▶ _REQUEST_:
Filter the lines below, copying only those with the string "dispersión".

>> BEGIN DATA PROVIDED

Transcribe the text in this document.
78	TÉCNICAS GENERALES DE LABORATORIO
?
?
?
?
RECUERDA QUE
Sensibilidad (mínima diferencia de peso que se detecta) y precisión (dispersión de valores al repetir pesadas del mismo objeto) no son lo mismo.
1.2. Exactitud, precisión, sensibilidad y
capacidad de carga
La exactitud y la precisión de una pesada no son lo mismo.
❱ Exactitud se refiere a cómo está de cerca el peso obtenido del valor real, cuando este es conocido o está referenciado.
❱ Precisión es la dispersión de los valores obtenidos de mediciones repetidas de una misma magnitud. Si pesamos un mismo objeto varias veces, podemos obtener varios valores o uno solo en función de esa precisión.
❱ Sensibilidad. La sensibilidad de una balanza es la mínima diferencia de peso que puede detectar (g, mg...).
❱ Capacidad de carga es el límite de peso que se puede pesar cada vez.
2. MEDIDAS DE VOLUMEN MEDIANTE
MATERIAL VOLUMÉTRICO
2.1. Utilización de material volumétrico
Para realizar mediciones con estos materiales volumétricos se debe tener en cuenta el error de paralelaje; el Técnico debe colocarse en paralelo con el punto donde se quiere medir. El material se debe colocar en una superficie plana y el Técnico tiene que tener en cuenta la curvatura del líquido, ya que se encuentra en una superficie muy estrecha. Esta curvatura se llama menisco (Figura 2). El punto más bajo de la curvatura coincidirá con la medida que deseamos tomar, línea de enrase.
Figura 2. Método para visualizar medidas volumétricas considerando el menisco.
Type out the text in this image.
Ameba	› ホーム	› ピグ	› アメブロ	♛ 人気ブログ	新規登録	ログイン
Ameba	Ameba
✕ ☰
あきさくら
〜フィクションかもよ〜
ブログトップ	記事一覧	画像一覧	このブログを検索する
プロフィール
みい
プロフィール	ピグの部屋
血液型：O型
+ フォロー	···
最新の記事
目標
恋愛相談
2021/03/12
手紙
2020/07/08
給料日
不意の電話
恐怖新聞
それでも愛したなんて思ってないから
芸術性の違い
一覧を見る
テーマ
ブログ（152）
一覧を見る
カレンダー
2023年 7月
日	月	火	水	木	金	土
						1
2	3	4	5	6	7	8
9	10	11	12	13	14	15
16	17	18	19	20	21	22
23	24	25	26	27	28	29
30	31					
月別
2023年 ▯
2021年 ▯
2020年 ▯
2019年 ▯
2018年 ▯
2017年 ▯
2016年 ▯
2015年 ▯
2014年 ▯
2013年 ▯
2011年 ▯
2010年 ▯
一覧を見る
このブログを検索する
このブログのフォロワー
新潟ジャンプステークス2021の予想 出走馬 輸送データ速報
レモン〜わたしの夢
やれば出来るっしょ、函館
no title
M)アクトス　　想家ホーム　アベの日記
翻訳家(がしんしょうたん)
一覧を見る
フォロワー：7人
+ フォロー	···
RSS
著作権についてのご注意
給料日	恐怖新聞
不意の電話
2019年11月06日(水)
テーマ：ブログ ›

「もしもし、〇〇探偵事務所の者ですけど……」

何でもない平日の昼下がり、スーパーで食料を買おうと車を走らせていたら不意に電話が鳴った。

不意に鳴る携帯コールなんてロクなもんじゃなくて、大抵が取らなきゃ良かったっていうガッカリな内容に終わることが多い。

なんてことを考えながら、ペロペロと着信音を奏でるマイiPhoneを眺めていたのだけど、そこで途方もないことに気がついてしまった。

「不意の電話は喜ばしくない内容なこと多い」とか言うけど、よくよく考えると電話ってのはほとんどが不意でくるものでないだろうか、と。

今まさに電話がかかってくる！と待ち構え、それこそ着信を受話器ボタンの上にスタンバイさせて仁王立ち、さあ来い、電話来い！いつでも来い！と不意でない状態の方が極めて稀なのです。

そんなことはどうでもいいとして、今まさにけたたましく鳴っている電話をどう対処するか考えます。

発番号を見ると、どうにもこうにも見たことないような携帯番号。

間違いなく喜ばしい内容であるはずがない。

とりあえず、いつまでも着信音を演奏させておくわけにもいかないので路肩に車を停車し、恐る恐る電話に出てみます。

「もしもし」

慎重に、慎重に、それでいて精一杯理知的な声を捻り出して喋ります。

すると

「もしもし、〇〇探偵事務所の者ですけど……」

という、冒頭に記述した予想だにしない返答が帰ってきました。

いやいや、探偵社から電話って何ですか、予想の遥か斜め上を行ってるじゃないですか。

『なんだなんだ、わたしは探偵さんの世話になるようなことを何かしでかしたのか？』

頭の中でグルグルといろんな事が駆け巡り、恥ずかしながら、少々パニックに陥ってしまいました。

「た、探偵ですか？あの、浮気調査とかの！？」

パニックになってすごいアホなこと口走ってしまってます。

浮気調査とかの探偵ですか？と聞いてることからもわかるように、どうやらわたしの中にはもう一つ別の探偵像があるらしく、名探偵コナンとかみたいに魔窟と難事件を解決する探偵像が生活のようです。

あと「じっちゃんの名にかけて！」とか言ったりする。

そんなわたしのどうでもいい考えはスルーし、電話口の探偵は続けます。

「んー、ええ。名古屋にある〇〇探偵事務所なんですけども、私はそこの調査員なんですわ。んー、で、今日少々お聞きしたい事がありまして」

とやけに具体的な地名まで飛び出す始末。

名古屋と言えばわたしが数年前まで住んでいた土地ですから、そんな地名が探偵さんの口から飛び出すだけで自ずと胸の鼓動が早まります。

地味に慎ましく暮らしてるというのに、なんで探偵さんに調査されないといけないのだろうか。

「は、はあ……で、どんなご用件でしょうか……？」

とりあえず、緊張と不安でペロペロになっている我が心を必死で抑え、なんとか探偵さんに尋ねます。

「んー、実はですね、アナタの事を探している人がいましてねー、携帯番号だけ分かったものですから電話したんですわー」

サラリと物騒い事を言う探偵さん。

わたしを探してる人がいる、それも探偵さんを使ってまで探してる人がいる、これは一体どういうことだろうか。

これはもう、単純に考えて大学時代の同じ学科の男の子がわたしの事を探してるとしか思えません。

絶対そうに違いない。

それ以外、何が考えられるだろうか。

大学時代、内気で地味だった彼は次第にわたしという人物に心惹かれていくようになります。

>> END DATA PROVIDED

▶ _WRITTEN SOLUTION_:
Sensibilidad (mínima diferencia de peso que se detecta) y precisión (dispersión de valores al repetir pesadas del mismo objeto) no son lo mismo.
❱ Precisión es la dispersión de los valores obtenidos de mediciones repetidas de una misma magnitud. Si pesamos un mismo objeto varias veces, podemos obtener varios valores o uno solo en función de esa precisión.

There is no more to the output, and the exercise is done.